__EXERCISE DATA__.
****

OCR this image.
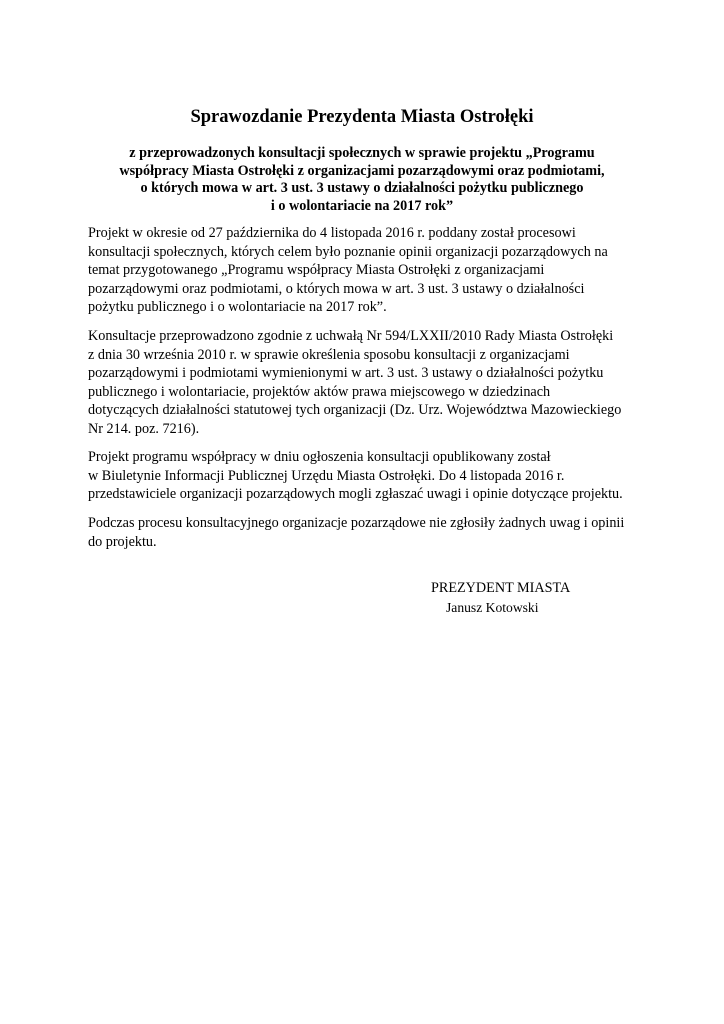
Sprawozdanie Prezydenta Miasta Ostrołęki
z przeprowadzonych konsultacji społecznych w sprawie projektu „Programu
współpracy Miasta Ostrołęki z organizacjami pozarządowymi oraz podmiotami,
o których mowa w art. 3 ust. 3 ustawy o działalności pożytku publicznego
i o wolontariacie na 2017 rok”
Projekt w okresie od 27 października do 4 listopada 2016 r. poddany został procesowi
konsultacji społecznych, których celem było poznanie opinii organizacji pozarządowych na
temat przygotowanego „Programu współpracy Miasta Ostrołęki z organizacjami
pozarządowymi oraz podmiotami, o których mowa w art. 3 ust. 3 ustawy o działalności
pożytku publicznego i o wolontariacie na 2017 rok”.
Konsultacje przeprowadzono zgodnie z uchwałą Nr 594/LXXII/2010 Rady Miasta Ostrołęki
z dnia 30 września 2010 r. w sprawie określenia sposobu konsultacji z organizacjami
pozarządowymi i podmiotami wymienionymi w art. 3 ust. 3 ustawy o działalności pożytku
publicznego i wolontariacie, projektów aktów prawa miejscowego w dziedzinach
dotyczących działalności statutowej tych organizacji (Dz. Urz. Województwa Mazowieckiego
Nr 214. poz. 7216).
Projekt programu współpracy w dniu ogłoszenia konsultacji opublikowany został
w Biuletynie Informacji Publicznej Urzędu Miasta Ostrołęki. Do 4 listopada 2016 r.
przedstawiciele organizacji pozarządowych mogli zgłaszać uwagi i opinie dotyczące projektu.
Podczas procesu konsultacyjnego organizacje pozarządowe nie zgłosiły żadnych uwag i opinii
do projektu.

PREZYDENT MIASTA

Janusz Kotowski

****

__REQUIREMENT__. Find each line holding the string "współpracy" and copy it out.

__FINISHED EXERCISE__.
współpracy Miasta Ostrołęki z organizacjami pozarządowymi oraz podmiotami,
temat przygotowanego „Programu współpracy Miasta Ostrołęki z organizacjami
Projekt programu współpracy w dniu ogłoszenia konsultacji opublikowany został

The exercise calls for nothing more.